Work to complete:
Scan the listing and work out how many lines contain the word "Transactions". Nothing but the number should be given.

Material shown:
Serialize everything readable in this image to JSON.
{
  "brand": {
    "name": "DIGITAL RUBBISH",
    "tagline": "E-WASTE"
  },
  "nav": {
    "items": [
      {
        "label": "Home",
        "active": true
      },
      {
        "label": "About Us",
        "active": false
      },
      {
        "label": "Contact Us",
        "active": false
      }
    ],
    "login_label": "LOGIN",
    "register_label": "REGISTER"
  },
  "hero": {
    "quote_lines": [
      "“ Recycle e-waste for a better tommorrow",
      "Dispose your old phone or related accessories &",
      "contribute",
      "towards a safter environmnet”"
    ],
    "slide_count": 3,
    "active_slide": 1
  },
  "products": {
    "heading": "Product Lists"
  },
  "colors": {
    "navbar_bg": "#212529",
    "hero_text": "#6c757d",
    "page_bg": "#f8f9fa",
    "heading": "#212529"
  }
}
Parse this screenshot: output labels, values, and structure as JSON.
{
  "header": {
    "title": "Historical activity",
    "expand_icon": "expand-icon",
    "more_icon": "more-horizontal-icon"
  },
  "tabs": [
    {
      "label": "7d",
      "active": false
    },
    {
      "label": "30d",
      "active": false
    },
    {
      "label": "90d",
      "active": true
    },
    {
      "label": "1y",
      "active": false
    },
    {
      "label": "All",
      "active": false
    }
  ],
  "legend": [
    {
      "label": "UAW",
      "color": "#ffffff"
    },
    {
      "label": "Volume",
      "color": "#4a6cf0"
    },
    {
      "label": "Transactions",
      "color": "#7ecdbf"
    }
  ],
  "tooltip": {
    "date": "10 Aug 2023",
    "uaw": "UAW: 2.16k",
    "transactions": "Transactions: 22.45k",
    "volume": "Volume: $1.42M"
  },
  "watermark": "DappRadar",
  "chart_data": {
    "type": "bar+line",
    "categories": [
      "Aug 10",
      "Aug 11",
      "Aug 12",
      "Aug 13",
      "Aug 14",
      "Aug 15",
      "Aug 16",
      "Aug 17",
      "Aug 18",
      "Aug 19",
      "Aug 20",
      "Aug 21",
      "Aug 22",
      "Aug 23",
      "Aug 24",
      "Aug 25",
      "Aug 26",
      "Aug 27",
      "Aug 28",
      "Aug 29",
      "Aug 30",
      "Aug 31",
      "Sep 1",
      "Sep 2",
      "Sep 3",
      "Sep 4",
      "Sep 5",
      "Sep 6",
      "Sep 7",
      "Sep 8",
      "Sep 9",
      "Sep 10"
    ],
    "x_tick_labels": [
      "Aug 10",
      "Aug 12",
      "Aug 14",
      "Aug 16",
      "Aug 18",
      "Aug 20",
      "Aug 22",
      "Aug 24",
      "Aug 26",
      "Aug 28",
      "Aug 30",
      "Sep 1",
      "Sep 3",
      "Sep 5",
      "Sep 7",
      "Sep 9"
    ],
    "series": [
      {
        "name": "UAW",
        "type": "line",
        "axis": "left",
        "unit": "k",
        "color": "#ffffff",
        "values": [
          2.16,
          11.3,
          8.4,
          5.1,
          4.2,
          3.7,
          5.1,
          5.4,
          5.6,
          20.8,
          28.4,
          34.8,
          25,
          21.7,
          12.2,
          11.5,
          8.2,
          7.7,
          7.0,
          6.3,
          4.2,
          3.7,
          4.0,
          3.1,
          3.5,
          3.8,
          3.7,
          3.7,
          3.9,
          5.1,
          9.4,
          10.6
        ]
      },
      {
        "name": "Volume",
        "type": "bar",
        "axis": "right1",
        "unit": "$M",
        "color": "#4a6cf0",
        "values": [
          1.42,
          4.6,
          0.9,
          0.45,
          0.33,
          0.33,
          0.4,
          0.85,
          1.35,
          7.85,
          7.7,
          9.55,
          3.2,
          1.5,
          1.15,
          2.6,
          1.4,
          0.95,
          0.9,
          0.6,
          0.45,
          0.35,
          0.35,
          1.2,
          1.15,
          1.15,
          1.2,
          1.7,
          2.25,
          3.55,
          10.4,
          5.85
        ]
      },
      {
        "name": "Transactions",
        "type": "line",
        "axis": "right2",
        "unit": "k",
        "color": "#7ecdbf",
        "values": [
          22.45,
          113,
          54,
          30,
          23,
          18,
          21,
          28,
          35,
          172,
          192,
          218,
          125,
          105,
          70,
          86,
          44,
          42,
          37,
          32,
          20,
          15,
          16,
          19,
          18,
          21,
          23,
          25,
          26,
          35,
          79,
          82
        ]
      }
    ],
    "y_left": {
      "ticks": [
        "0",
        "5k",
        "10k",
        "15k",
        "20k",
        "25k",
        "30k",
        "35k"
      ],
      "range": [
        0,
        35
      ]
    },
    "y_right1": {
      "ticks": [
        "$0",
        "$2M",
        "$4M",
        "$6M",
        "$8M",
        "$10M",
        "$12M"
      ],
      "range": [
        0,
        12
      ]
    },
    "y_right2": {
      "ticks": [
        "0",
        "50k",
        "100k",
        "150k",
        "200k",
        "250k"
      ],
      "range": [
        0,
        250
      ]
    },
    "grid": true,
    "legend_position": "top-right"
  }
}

Output of the exercise:
3